--- BEGIN ENTRIES ---

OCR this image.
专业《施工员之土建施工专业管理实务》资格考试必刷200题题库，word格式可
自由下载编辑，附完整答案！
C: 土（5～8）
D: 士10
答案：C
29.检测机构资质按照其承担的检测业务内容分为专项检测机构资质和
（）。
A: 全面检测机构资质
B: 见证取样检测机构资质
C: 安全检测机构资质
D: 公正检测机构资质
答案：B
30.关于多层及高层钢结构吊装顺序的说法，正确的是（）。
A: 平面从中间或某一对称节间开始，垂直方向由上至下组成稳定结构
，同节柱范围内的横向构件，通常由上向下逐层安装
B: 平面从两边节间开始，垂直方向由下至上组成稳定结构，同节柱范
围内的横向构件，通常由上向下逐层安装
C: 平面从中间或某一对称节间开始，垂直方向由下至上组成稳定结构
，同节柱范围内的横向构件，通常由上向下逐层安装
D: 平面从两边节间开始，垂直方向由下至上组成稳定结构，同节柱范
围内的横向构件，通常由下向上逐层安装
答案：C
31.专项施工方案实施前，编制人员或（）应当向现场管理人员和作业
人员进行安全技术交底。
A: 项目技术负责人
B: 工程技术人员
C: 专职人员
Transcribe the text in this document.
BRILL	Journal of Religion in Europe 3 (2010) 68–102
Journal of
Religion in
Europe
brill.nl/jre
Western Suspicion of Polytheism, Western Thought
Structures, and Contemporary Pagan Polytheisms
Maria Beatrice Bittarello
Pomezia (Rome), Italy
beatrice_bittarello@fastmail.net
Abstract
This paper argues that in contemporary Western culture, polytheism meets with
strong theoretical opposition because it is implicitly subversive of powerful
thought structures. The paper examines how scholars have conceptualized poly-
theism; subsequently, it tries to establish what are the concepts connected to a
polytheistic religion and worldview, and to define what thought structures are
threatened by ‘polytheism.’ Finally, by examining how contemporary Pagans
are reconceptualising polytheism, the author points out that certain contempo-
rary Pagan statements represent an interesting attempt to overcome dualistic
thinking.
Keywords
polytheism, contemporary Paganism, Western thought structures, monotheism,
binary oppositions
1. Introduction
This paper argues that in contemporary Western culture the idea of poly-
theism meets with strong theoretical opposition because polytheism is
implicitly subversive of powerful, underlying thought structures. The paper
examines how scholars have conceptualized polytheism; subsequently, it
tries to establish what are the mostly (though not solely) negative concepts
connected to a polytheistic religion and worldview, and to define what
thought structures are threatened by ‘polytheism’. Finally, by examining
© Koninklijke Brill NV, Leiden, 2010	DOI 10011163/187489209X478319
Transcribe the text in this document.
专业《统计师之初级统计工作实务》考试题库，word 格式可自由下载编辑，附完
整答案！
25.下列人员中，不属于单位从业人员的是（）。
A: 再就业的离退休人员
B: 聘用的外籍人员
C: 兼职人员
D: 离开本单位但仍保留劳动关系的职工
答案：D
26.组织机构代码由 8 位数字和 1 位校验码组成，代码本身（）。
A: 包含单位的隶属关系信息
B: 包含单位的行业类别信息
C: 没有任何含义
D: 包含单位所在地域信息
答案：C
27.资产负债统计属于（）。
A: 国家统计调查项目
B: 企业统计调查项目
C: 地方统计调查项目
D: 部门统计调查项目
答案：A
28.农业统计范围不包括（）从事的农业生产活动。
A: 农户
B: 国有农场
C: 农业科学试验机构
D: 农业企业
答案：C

--- END ENTRIES ---

■ EXERCISE TASK
Every record should be given again exactly.

■ RESULT OF THIS EXERCISE
OCR this image.
专业《施工员之土建施工专业管理实务》资格考试必刷200题题库，word格式可
自由下载编辑，附完整答案！
C: 土（5～8）
D: 士10
答案：C
29.检测机构资质按照其承担的检测业务内容分为专项检测机构资质和
（）。
A: 全面检测机构资质
B: 见证取样检测机构资质
C: 安全检测机构资质
D: 公正检测机构资质
答案：B
30.关于多层及高层钢结构吊装顺序的说法，正确的是（）。
A: 平面从中间或某一对称节间开始，垂直方向由上至下组成稳定结构
，同节柱范围内的横向构件，通常由上向下逐层安装
B: 平面从两边节间开始，垂直方向由下至上组成稳定结构，同节柱范
围内的横向构件，通常由上向下逐层安装
C: 平面从中间或某一对称节间开始，垂直方向由下至上组成稳定结构
，同节柱范围内的横向构件，通常由上向下逐层安装
D: 平面从两边节间开始，垂直方向由下至上组成稳定结构，同节柱范
围内的横向构件，通常由下向上逐层安装
答案：C
31.专项施工方案实施前，编制人员或（）应当向现场管理人员和作业
人员进行安全技术交底。
A: 项目技术负责人
B: 工程技术人员
C: 专职人员
Transcribe the text in this document.
BRILL	Journal of Religion in Europe 3 (2010) 68–102
Journal of
Religion in
Europe
brill.nl/jre
Western Suspicion of Polytheism, Western Thought
Structures, and Contemporary Pagan Polytheisms
Maria Beatrice Bittarello
Pomezia (Rome), Italy
beatrice_bittarello@fastmail.net
Abstract
This paper argues that in contemporary Western culture, polytheism meets with
strong theoretical opposition because it is implicitly subversive of powerful
thought structures. The paper examines how scholars have conceptualized poly-
theism; subsequently, it tries to establish what are the concepts connected to a
polytheistic religion and worldview, and to define what thought structures are
threatened by ‘polytheism.’ Finally, by examining how contemporary Pagans
are reconceptualising polytheism, the author points out that certain contempo-
rary Pagan statements represent an interesting attempt to overcome dualistic
thinking.
Keywords
polytheism, contemporary Paganism, Western thought structures, monotheism,
binary oppositions
1. Introduction
This paper argues that in contemporary Western culture the idea of poly-
theism meets with strong theoretical opposition because polytheism is
implicitly subversive of powerful, underlying thought structures. The paper
examines how scholars have conceptualized polytheism; subsequently, it
tries to establish what are the mostly (though not solely) negative concepts
connected to a polytheistic religion and worldview, and to define what
thought structures are threatened by ‘polytheism’. Finally, by examining
© Koninklijke Brill NV, Leiden, 2010	DOI 10011163/187489209X478319
Transcribe the text in this document.
专业《统计师之初级统计工作实务》考试题库，word 格式可自由下载编辑，附完
整答案！
25.下列人员中，不属于单位从业人员的是（）。
A: 再就业的离退休人员
B: 聘用的外籍人员
C: 兼职人员
D: 离开本单位但仍保留劳动关系的职工
答案：D
26.组织机构代码由 8 位数字和 1 位校验码组成，代码本身（）。
A: 包含单位的隶属关系信息
B: 包含单位的行业类别信息
C: 没有任何含义
D: 包含单位所在地域信息
答案：C
27.资产负债统计属于（）。
A: 国家统计调查项目
B: 企业统计调查项目
C: 地方统计调查项目
D: 部门统计调查项目
答案：A
28.农业统计范围不包括（）从事的农业生产活动。
A: 农户
B: 国有农场
C: 农业科学试验机构
D: 农业企业
答案：C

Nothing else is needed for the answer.